▸ Recorded data
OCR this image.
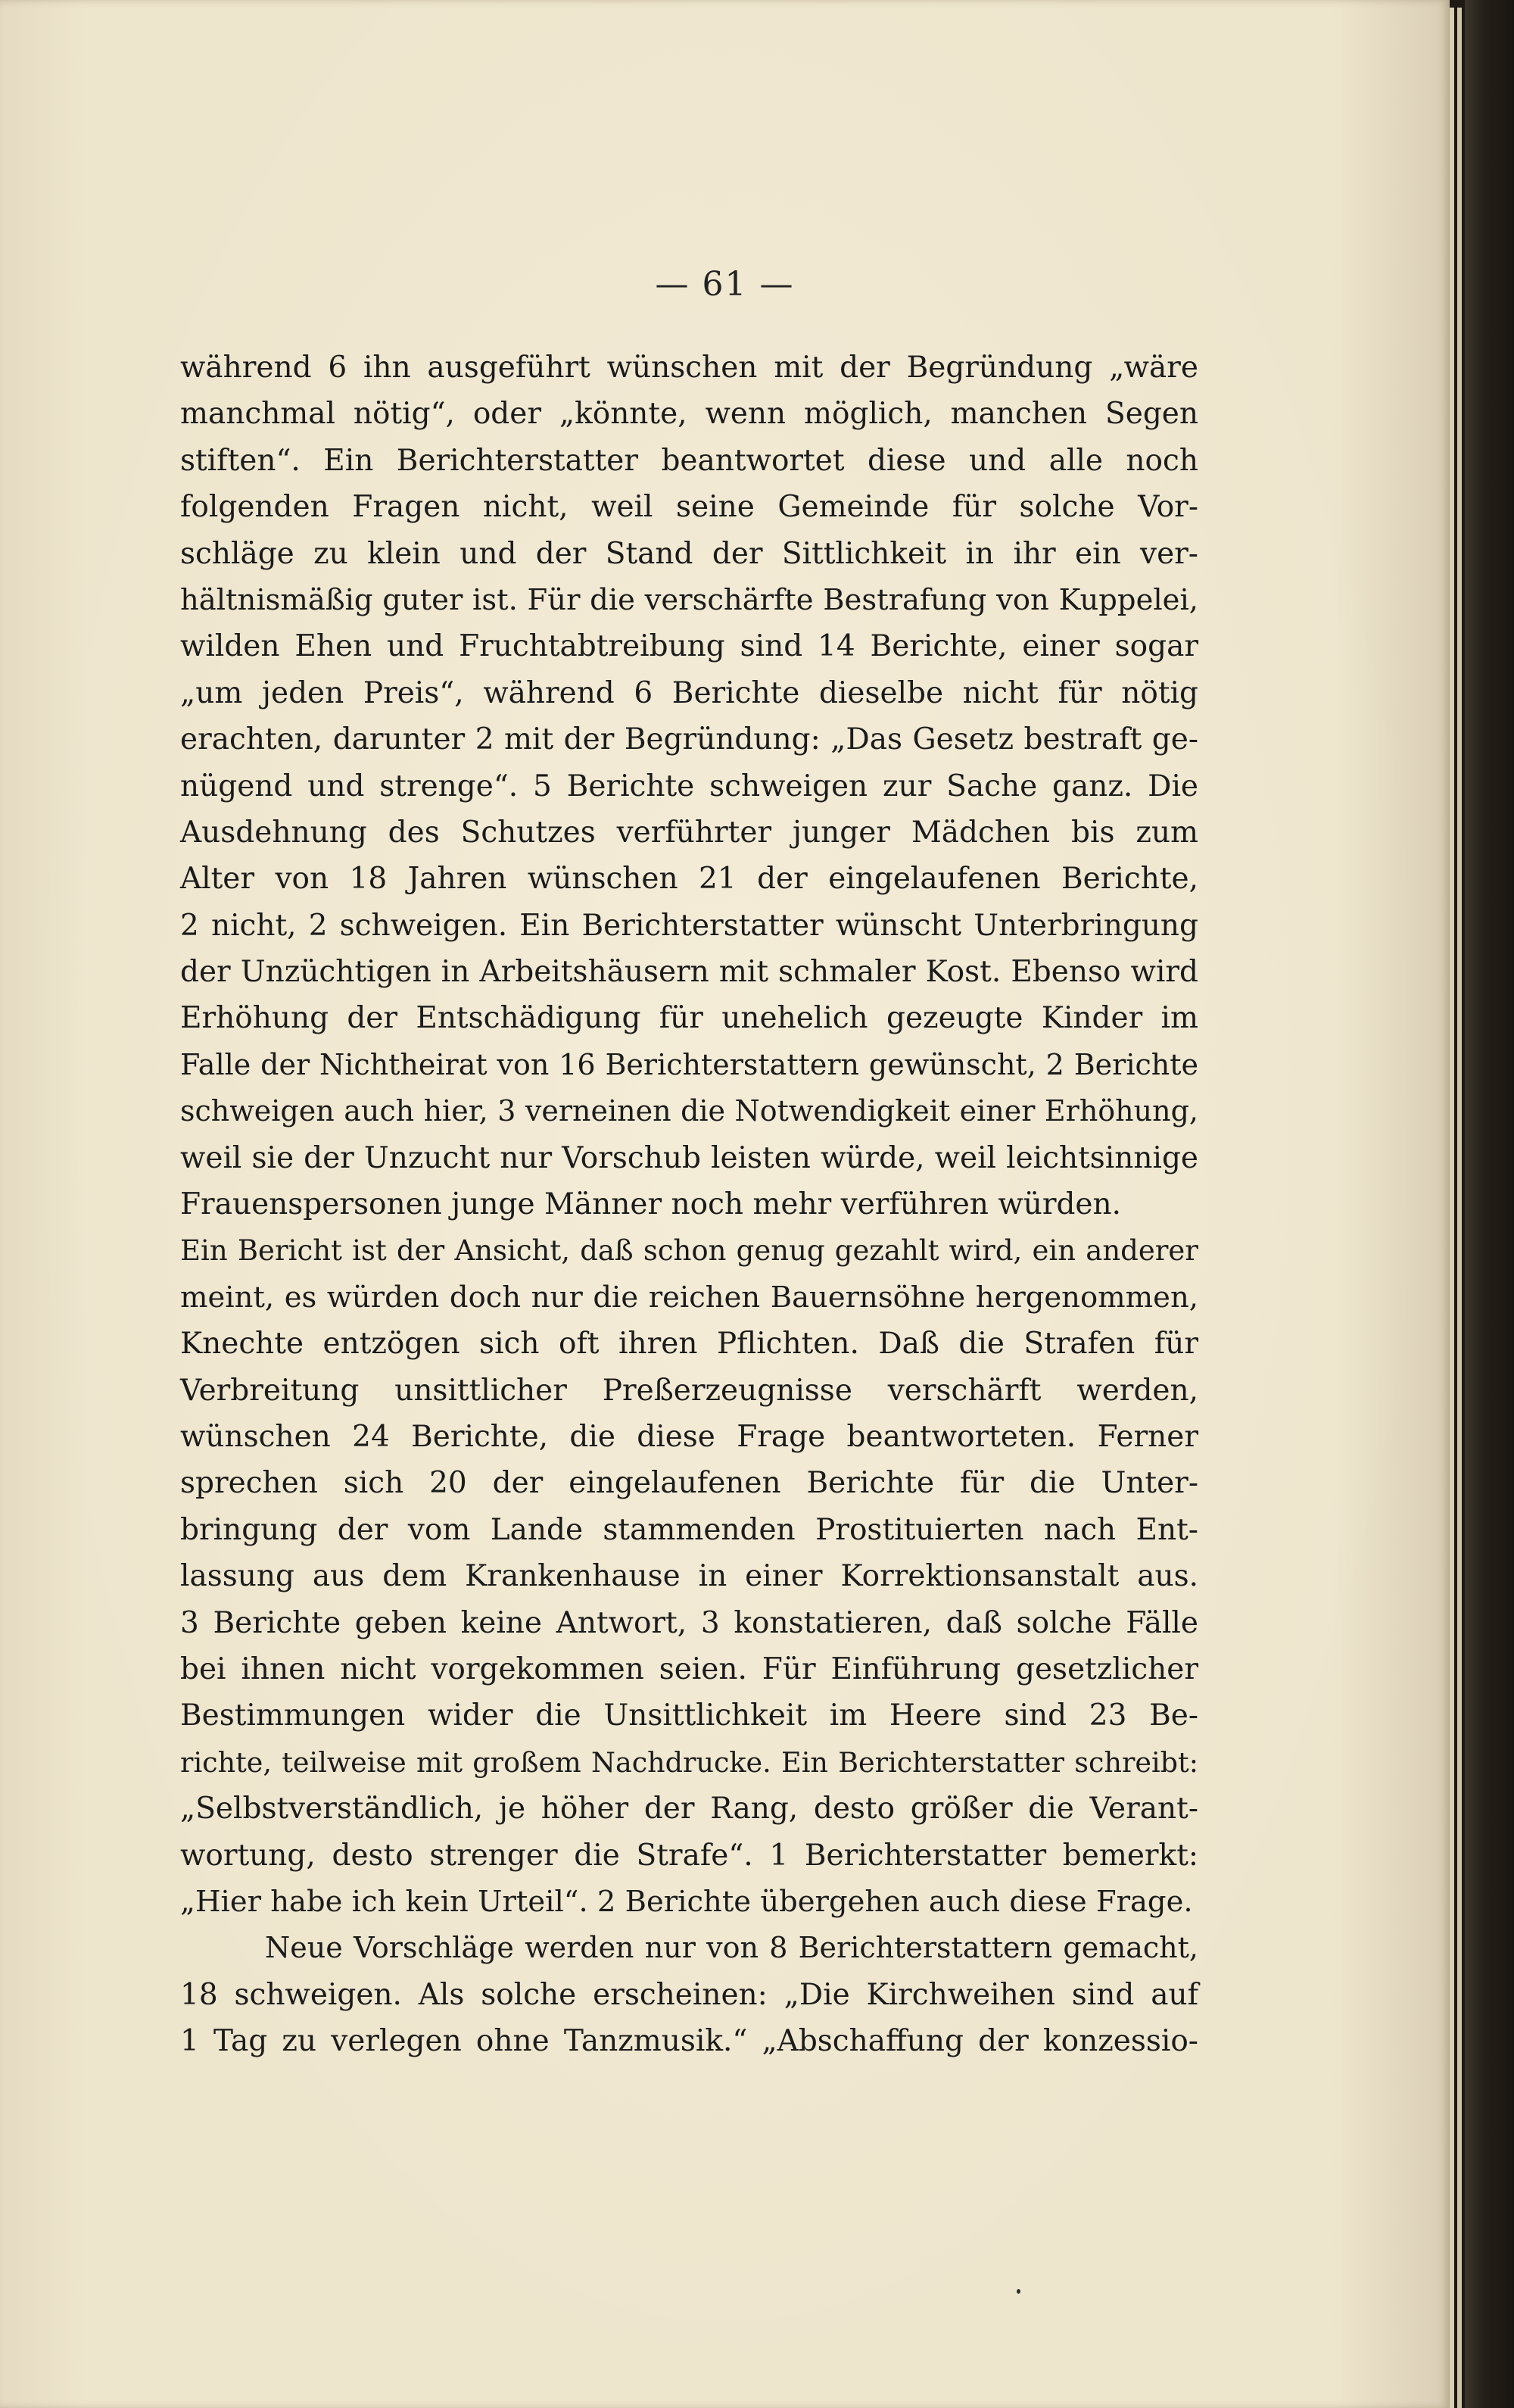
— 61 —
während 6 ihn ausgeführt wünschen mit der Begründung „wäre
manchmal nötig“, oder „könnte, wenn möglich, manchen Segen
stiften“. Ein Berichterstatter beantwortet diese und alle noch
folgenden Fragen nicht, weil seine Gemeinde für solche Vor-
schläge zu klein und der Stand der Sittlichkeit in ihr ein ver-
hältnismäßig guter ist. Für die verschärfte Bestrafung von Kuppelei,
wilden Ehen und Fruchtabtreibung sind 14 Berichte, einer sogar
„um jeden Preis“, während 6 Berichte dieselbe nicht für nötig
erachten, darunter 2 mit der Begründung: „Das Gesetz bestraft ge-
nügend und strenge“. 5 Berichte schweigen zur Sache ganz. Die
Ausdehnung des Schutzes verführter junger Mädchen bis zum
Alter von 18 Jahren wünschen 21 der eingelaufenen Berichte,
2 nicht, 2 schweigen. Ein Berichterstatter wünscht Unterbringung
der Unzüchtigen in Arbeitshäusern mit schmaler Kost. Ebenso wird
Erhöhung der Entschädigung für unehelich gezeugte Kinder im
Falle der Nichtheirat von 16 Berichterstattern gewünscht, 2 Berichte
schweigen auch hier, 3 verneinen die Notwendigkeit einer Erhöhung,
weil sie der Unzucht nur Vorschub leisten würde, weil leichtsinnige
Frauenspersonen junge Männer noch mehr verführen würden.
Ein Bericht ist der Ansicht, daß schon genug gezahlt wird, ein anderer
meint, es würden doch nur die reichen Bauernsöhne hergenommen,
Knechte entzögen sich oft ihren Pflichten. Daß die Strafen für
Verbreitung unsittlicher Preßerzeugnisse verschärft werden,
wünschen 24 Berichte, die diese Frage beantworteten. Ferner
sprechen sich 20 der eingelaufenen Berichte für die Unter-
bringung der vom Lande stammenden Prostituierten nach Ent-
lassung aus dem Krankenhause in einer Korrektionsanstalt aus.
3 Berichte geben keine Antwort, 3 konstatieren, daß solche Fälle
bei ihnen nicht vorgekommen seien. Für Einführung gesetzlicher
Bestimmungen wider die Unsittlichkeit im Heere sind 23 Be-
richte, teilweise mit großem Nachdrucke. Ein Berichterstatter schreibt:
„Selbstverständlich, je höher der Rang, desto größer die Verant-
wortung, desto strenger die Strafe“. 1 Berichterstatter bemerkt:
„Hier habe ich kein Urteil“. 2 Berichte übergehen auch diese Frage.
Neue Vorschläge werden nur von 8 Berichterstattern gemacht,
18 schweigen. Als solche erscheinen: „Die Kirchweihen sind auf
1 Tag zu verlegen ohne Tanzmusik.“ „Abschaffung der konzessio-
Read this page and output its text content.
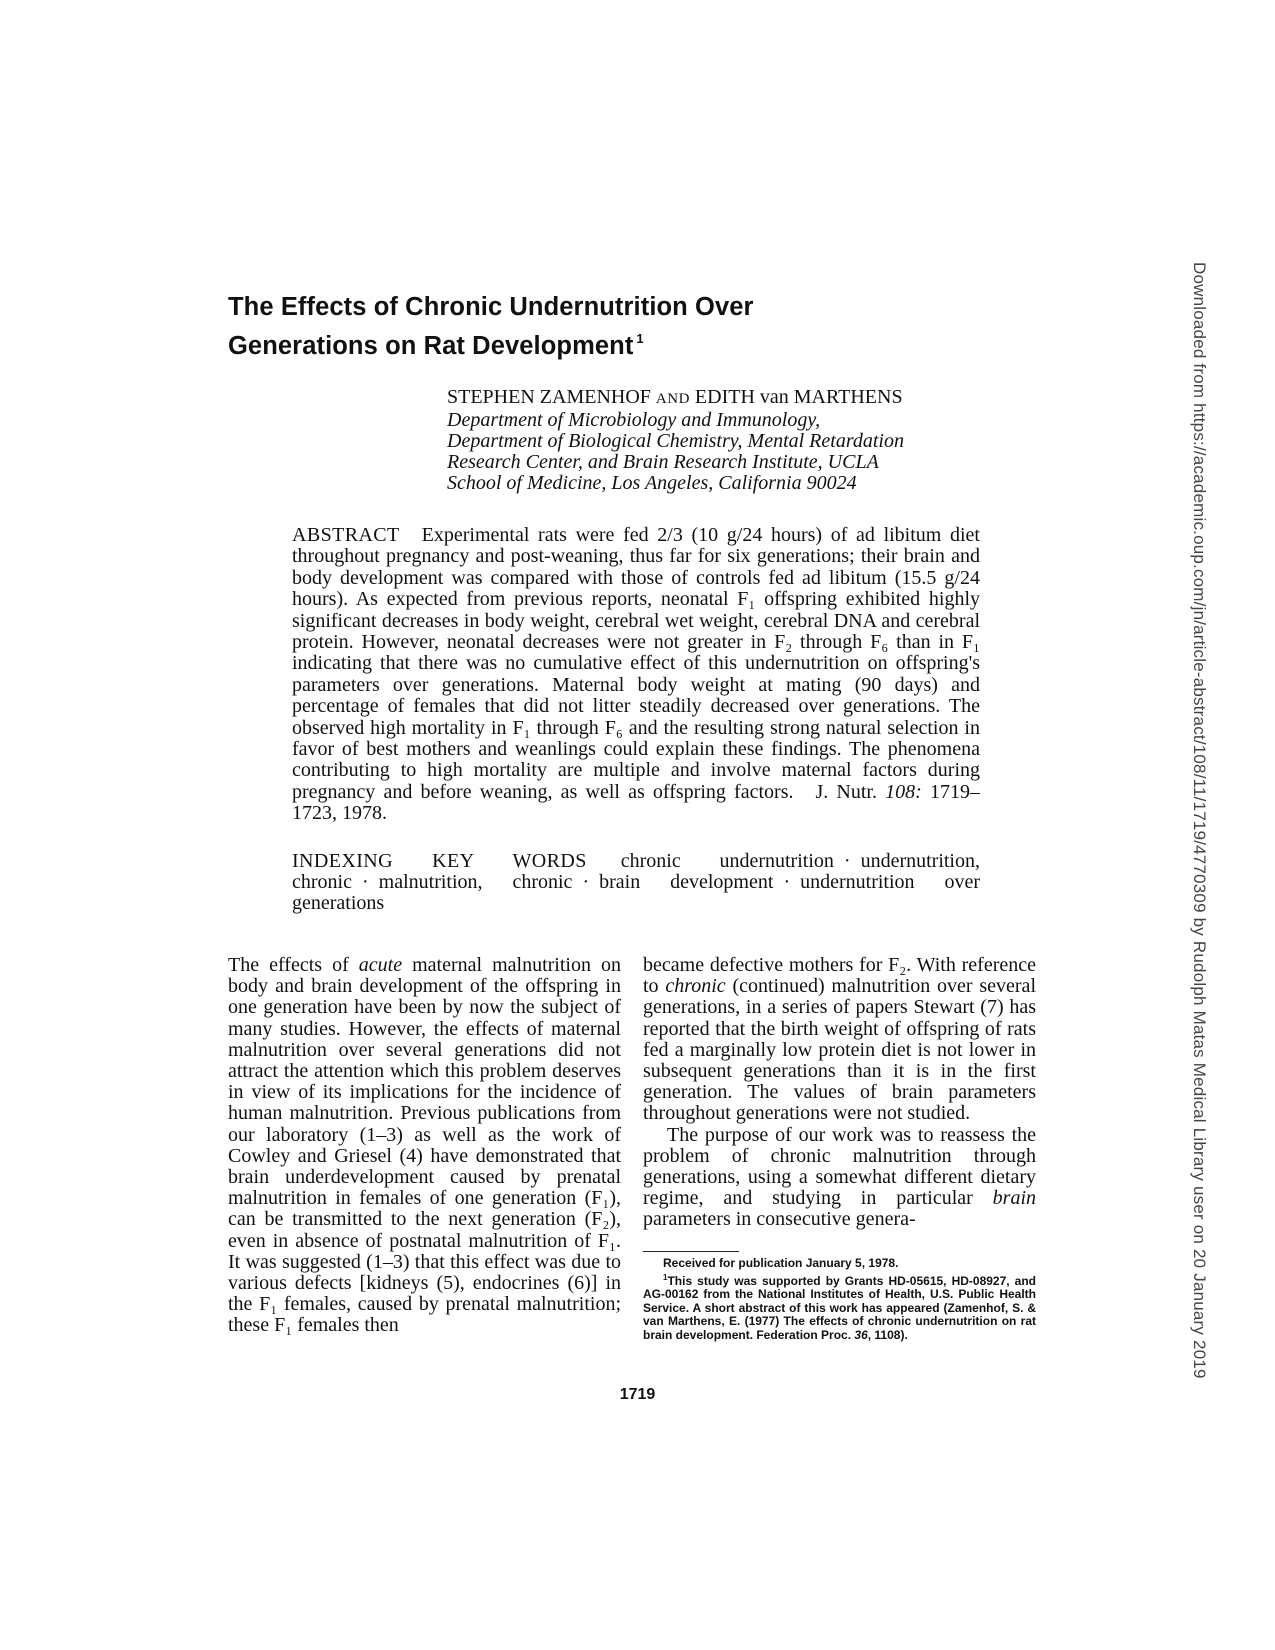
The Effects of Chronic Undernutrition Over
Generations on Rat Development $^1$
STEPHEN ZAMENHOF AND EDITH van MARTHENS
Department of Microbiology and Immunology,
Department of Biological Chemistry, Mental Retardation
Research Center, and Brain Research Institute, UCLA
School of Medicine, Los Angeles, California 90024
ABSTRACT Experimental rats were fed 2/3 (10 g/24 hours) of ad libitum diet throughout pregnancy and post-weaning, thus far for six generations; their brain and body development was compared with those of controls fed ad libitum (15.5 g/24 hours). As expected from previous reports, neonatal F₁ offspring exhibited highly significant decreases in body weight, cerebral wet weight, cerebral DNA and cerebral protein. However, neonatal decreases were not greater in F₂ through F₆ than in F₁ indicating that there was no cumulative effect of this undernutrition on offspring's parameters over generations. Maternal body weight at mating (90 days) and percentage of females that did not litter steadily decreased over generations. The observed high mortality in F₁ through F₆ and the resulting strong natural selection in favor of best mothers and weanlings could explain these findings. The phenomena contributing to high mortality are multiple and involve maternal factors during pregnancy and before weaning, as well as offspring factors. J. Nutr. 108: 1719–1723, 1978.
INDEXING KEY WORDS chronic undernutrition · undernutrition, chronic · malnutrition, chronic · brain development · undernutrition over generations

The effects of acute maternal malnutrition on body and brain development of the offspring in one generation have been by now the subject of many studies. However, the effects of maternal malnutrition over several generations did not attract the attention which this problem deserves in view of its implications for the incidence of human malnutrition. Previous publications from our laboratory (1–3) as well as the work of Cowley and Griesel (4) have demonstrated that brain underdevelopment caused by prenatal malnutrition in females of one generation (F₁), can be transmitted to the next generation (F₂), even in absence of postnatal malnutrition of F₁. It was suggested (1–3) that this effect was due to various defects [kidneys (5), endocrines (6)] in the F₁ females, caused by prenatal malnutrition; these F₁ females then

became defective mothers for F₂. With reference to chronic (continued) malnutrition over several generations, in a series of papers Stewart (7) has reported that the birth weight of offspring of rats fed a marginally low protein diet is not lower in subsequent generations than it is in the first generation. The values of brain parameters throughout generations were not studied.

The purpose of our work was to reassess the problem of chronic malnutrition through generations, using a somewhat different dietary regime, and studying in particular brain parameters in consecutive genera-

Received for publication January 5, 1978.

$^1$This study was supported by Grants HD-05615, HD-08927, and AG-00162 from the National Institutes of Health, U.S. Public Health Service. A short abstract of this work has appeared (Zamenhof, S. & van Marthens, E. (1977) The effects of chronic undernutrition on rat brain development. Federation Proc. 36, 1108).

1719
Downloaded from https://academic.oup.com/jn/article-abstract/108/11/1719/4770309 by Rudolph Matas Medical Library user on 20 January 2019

▸ What the exercise asks
Wherever the word "während" turns up in the material, copy the whole line.

▸ Your solution
während 6 ihn ausgeführt wünschen mit der Begründung „wäre
„um jeden Preis“, während 6 Berichte dieselbe nicht für nötig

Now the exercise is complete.